Lift every line from the entries that includes the word "ylabel".

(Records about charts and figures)

-- START --

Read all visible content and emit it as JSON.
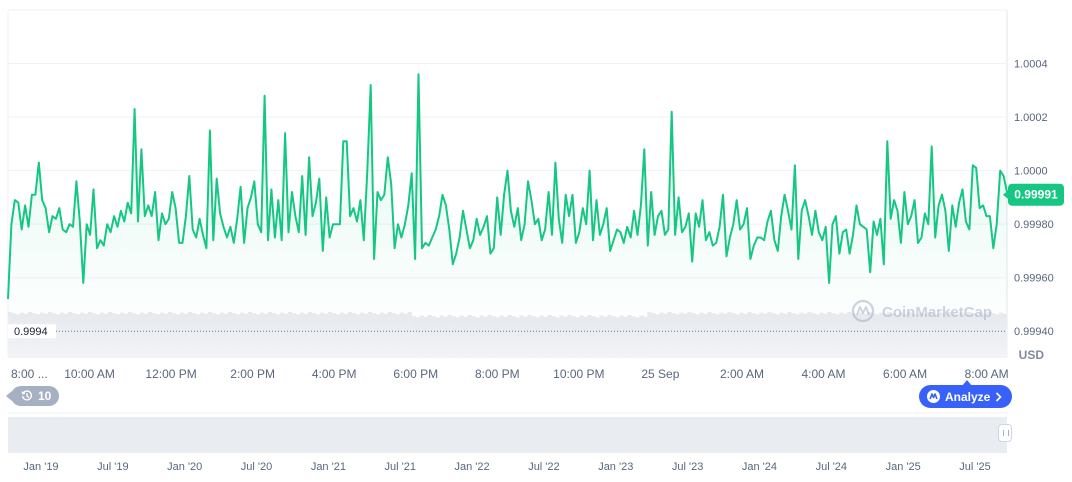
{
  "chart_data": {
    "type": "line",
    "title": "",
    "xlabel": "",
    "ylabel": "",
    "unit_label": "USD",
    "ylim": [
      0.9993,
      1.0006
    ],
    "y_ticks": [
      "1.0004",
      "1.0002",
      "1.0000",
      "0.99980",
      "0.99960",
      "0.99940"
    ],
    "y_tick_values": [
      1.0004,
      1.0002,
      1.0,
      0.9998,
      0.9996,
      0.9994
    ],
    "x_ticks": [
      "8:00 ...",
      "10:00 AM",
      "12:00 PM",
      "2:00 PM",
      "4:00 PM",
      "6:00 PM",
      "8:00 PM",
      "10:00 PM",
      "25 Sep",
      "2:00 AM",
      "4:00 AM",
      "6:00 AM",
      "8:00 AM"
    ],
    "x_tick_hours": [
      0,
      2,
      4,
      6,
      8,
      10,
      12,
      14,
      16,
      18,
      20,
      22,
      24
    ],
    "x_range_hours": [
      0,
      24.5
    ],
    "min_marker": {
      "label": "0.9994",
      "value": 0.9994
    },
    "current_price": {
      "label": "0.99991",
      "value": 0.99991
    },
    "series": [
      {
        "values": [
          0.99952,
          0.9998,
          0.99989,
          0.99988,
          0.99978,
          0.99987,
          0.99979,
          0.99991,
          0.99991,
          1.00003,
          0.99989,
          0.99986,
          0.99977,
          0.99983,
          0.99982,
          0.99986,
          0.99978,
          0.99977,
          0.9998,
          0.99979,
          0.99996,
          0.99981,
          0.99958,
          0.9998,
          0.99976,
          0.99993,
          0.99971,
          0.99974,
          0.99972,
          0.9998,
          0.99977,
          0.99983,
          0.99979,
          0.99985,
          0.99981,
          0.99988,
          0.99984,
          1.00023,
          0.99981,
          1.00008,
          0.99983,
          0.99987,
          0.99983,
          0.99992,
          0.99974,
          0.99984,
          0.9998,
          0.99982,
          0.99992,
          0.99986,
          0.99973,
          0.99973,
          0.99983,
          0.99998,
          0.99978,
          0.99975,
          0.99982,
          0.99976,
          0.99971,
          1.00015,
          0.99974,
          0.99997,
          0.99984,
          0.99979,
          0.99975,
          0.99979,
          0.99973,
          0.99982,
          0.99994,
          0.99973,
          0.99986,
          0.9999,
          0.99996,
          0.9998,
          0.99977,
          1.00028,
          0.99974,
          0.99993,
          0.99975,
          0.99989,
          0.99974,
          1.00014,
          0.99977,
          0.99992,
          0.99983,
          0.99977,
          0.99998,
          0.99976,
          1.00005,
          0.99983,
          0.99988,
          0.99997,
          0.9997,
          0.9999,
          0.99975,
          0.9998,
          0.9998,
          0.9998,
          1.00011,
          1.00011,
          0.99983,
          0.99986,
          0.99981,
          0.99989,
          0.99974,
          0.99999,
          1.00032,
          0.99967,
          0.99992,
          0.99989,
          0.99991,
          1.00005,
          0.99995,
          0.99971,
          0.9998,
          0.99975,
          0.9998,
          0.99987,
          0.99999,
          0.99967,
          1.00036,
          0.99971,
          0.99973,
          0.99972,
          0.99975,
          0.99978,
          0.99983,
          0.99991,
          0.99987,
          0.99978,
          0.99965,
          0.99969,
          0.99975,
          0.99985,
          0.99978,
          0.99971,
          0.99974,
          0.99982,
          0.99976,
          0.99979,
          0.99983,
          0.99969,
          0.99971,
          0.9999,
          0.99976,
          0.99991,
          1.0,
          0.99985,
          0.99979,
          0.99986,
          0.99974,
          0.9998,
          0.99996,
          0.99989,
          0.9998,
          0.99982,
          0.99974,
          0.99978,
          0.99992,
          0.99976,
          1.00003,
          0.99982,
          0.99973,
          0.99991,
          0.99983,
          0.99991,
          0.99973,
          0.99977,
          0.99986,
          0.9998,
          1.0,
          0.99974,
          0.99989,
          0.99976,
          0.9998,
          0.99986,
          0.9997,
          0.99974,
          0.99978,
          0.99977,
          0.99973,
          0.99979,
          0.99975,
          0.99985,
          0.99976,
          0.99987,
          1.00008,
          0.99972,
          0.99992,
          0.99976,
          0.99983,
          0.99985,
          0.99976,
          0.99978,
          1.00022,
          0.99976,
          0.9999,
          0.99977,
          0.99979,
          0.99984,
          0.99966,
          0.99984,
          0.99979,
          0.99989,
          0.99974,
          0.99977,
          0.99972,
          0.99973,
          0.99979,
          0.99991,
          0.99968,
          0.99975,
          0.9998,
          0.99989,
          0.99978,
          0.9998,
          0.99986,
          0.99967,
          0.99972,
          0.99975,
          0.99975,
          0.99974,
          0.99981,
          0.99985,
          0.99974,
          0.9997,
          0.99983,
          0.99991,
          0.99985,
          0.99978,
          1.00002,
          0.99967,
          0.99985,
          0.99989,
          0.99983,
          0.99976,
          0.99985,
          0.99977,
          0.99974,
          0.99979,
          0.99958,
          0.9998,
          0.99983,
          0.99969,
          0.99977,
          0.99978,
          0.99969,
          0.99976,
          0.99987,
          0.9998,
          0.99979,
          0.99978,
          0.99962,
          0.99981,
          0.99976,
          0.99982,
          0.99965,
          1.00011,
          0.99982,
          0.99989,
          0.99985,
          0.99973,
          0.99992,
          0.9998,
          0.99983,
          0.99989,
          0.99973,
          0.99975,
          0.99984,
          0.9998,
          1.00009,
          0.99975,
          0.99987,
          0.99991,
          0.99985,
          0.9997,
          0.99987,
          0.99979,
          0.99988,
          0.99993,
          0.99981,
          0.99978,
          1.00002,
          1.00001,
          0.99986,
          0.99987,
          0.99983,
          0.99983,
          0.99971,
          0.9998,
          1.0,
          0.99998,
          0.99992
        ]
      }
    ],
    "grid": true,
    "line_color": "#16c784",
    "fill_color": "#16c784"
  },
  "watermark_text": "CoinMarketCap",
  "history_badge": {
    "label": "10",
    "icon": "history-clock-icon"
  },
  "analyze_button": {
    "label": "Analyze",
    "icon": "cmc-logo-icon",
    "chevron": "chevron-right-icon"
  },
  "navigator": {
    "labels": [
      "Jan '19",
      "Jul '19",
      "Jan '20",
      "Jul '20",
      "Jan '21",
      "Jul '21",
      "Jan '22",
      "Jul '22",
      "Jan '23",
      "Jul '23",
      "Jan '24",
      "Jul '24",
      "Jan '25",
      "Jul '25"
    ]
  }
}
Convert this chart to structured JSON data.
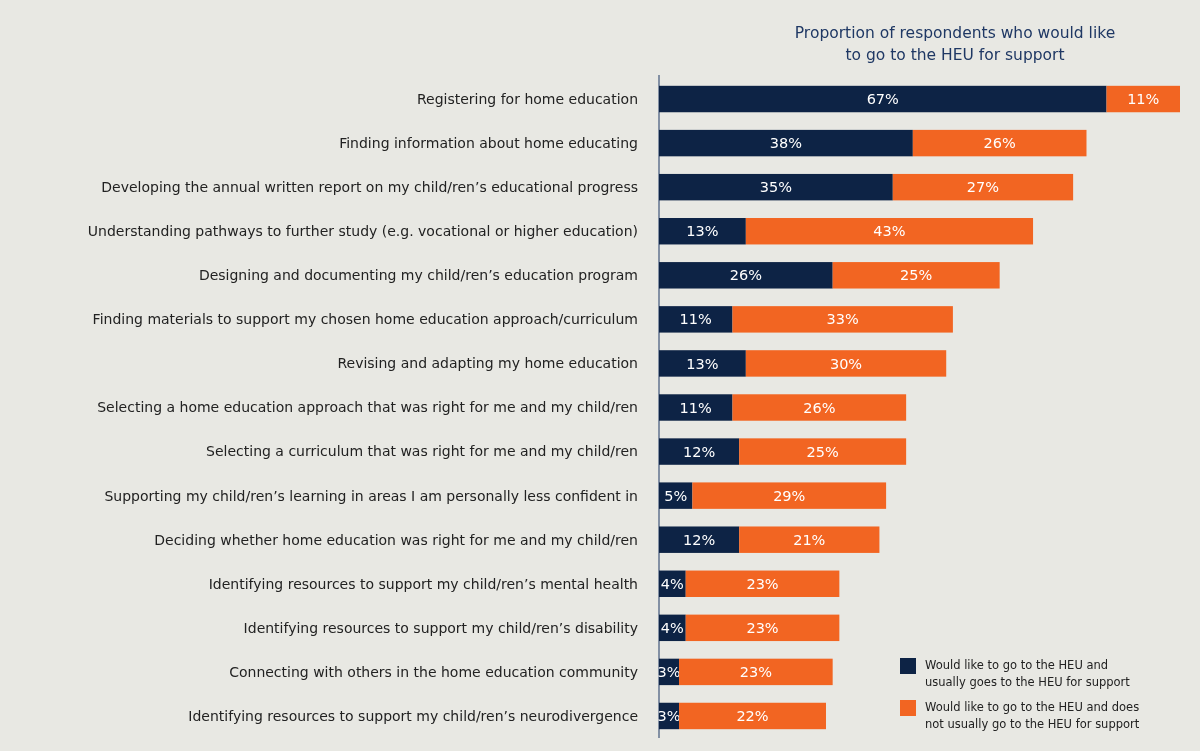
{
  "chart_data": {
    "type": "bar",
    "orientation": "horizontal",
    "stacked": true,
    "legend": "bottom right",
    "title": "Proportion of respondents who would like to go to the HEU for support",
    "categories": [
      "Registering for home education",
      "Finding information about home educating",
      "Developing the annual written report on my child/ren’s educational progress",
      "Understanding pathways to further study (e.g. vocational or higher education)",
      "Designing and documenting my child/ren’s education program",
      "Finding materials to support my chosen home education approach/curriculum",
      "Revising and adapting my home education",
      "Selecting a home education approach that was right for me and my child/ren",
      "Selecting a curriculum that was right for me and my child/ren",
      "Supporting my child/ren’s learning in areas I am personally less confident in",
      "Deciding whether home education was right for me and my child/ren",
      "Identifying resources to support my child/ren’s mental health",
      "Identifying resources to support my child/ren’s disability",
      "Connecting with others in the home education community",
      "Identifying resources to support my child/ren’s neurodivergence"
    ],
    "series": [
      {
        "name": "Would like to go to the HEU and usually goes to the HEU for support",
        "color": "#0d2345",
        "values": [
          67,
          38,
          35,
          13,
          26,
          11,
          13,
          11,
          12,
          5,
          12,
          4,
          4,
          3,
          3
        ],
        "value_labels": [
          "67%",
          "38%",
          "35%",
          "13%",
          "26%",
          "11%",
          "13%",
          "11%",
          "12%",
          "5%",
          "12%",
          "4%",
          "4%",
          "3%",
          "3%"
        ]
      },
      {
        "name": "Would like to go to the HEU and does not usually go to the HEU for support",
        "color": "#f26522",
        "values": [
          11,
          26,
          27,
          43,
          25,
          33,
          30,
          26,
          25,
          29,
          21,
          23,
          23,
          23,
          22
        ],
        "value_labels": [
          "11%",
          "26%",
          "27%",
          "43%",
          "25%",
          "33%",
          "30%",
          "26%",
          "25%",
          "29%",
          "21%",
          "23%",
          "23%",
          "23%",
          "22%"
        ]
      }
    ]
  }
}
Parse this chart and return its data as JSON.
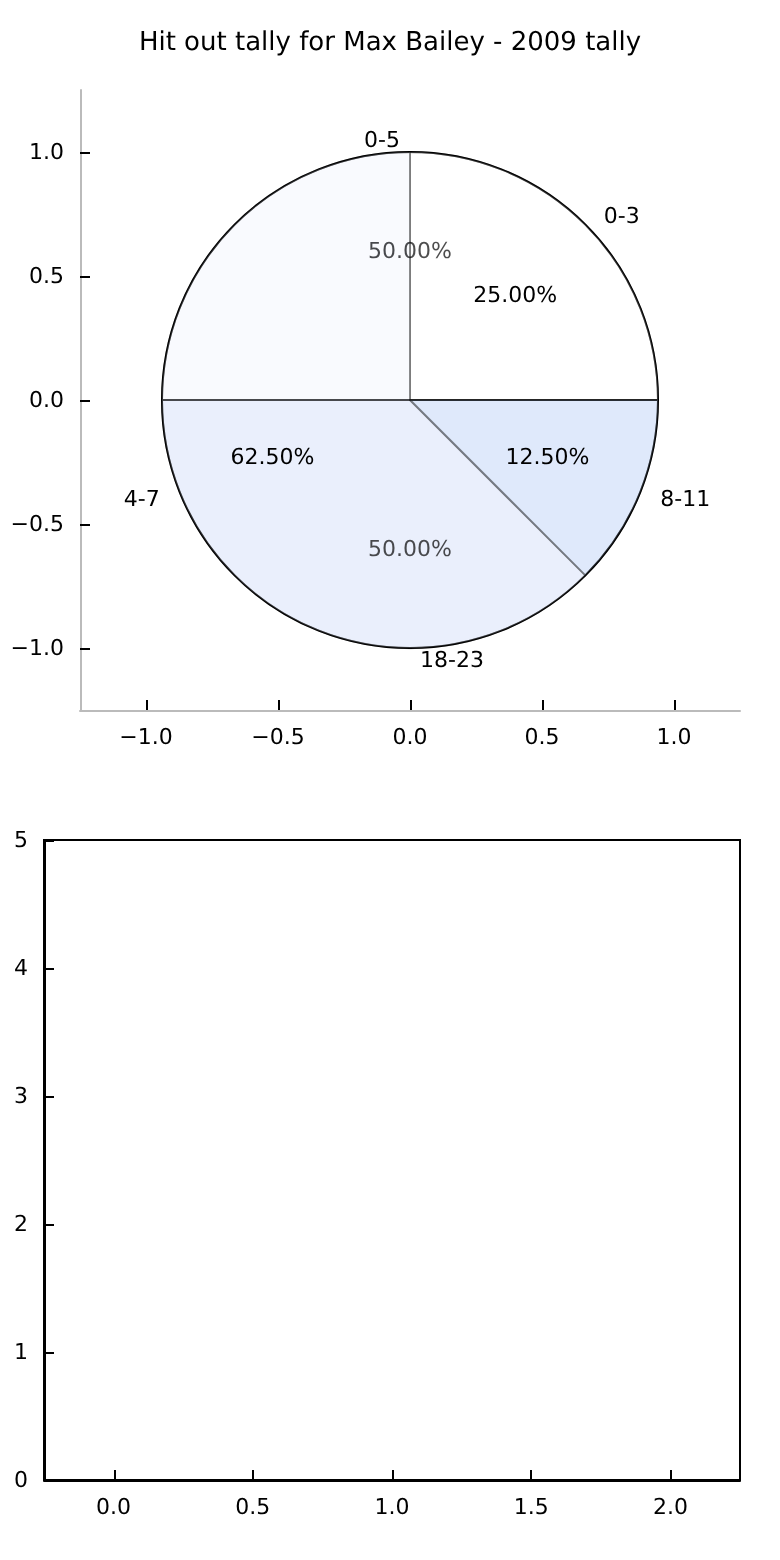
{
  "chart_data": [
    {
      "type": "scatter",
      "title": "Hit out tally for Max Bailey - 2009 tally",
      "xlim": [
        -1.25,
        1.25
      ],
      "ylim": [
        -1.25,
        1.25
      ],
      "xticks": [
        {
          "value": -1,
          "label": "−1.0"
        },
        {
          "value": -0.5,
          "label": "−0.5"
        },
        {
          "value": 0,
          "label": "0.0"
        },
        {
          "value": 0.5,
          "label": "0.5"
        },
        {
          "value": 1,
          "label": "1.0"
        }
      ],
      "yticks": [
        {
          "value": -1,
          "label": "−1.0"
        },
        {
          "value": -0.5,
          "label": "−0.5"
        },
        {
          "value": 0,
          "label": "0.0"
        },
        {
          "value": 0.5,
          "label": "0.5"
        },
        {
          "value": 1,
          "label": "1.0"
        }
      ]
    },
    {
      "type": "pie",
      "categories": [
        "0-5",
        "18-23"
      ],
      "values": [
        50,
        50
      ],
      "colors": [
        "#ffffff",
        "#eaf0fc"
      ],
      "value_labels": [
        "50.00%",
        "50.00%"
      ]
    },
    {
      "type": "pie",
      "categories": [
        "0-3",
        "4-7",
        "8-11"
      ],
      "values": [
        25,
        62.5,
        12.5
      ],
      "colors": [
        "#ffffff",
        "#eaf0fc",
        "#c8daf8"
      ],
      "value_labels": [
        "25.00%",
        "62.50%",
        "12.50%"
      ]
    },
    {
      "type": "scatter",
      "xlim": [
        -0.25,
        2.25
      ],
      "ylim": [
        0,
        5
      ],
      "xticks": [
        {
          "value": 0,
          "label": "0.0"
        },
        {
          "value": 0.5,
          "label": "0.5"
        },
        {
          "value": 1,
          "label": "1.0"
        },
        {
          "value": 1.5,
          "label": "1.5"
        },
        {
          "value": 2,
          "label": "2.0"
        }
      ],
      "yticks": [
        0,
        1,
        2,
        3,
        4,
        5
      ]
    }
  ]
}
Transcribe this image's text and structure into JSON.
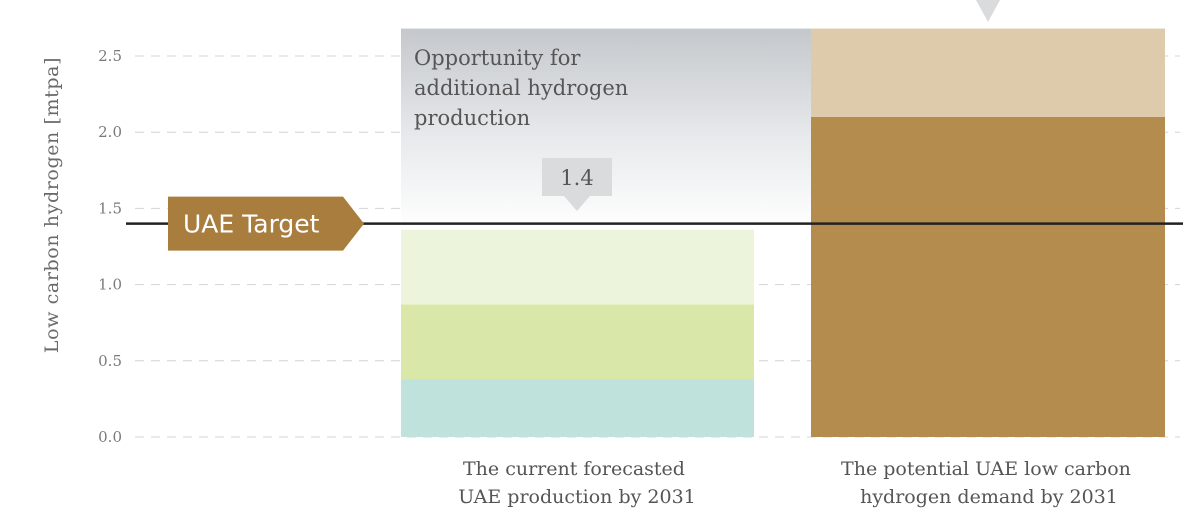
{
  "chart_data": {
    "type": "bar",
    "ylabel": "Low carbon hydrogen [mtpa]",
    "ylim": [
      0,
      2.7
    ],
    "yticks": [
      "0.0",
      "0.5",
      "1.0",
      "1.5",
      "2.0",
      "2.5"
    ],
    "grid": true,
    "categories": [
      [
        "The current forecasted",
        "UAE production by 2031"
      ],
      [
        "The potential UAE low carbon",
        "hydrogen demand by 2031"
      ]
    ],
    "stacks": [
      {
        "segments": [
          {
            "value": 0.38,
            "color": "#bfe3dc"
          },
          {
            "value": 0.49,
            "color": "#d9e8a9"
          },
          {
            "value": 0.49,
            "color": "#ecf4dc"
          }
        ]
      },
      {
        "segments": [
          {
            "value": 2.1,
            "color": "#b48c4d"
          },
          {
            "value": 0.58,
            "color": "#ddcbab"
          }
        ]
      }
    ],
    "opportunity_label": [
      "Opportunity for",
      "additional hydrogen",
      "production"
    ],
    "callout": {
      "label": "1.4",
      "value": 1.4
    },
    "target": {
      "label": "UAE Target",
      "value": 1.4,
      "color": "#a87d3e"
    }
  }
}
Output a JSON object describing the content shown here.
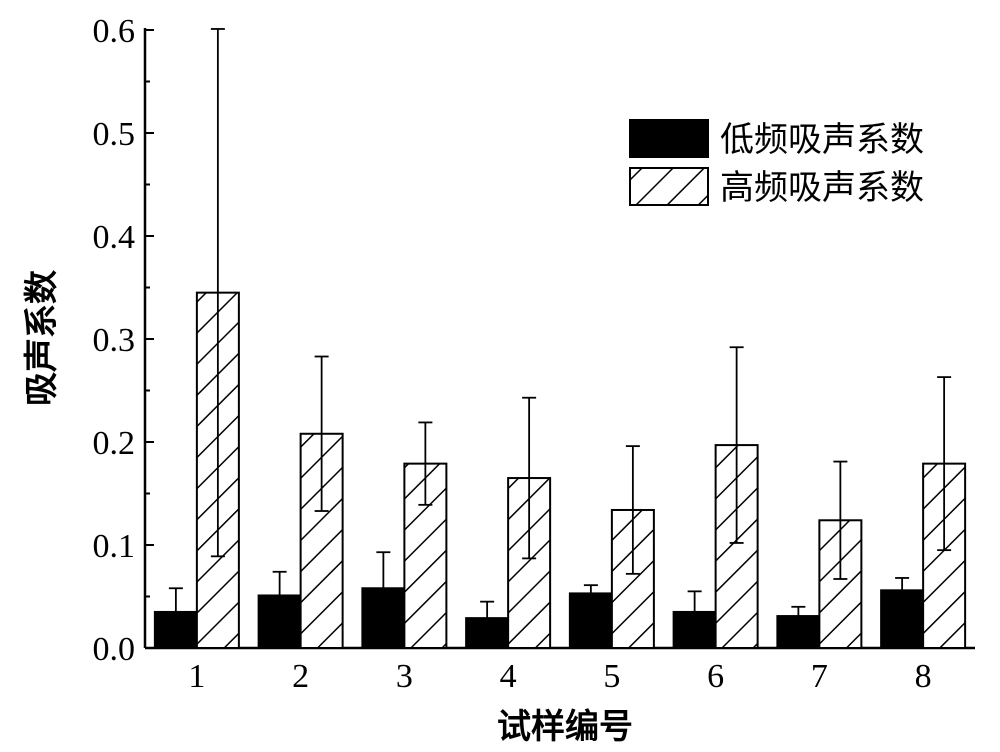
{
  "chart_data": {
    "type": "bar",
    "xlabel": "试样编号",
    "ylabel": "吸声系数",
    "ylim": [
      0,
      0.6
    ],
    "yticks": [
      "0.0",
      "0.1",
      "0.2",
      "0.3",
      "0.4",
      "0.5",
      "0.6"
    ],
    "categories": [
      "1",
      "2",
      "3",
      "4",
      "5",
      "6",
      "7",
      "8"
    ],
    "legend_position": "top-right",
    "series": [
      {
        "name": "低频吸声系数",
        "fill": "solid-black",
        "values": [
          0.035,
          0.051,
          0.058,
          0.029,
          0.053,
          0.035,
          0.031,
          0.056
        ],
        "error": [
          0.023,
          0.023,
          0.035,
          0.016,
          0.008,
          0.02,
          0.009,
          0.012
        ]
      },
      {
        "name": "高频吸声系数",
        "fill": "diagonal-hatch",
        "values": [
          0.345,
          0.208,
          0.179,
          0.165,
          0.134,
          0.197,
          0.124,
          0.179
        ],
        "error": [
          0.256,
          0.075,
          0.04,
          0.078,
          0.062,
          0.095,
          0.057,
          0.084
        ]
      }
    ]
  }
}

-- END --

**THE REPLY:**
    "ylabel": "",
    "ylabel": "Low carbon hydrogen [mtpa]",
    "ylabel": "吸声系数",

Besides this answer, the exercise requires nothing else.